EXERCISE AIM: Write the material out again exactly.

Stored records:
# # # #

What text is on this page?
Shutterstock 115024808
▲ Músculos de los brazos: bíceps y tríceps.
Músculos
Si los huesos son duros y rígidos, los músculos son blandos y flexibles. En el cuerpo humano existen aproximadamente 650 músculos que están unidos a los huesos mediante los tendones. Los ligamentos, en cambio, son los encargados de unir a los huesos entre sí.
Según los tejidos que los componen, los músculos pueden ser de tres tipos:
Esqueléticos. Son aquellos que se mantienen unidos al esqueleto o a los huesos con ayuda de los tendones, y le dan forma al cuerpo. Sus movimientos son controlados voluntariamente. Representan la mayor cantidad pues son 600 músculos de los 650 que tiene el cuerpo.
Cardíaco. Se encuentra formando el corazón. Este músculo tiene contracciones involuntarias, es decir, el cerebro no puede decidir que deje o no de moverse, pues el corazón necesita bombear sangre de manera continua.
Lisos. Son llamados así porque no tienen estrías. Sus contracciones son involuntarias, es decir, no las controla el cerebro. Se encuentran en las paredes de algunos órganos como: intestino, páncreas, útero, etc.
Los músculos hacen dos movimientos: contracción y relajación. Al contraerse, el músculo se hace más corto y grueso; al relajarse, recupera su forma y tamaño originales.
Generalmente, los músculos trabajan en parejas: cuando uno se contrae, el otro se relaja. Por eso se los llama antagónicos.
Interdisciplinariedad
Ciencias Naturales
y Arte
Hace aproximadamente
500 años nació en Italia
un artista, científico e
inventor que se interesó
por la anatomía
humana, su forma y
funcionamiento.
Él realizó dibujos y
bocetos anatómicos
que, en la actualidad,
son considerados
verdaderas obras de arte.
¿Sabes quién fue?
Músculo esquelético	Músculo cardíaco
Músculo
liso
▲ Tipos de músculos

# # # #

RESPONSE TO THIS TASK:
What text is on this page?
Shutterstock 115024808
▲ Músculos de los brazos: bíceps y tríceps.
Músculos
Si los huesos son duros y rígidos, los músculos son blandos y flexibles. En el cuerpo humano existen aproximadamente 650 músculos que están unidos a los huesos mediante los tendones. Los ligamentos, en cambio, son los encargados de unir a los huesos entre sí.
Según los tejidos que los componen, los músculos pueden ser de tres tipos:
Esqueléticos. Son aquellos que se mantienen unidos al esqueleto o a los huesos con ayuda de los tendones, y le dan forma al cuerpo. Sus movimientos son controlados voluntariamente. Representan la mayor cantidad pues son 600 músculos de los 650 que tiene el cuerpo.
Cardíaco. Se encuentra formando el corazón. Este músculo tiene contracciones involuntarias, es decir, el cerebro no puede decidir que deje o no de moverse, pues el corazón necesita bombear sangre de manera continua.
Lisos. Son llamados así porque no tienen estrías. Sus contracciones son involuntarias, es decir, no las controla el cerebro. Se encuentran en las paredes de algunos órganos como: intestino, páncreas, útero, etc.
Los músculos hacen dos movimientos: contracción y relajación. Al contraerse, el músculo se hace más corto y grueso; al relajarse, recupera su forma y tamaño originales.
Generalmente, los músculos trabajan en parejas: cuando uno se contrae, el otro se relaja. Por eso se los llama antagónicos.
Interdisciplinariedad
Ciencias Naturales
y Arte
Hace aproximadamente
500 años nació en Italia
un artista, científico e
inventor que se interesó
por la anatomía
humana, su forma y
funcionamiento.
Él realizó dibujos y
bocetos anatómicos
que, en la actualidad,
son considerados
verdaderas obras de arte.
¿Sabes quién fue?
Músculo esquelético	Músculo cardíaco
Músculo
liso
▲ Tipos de músculos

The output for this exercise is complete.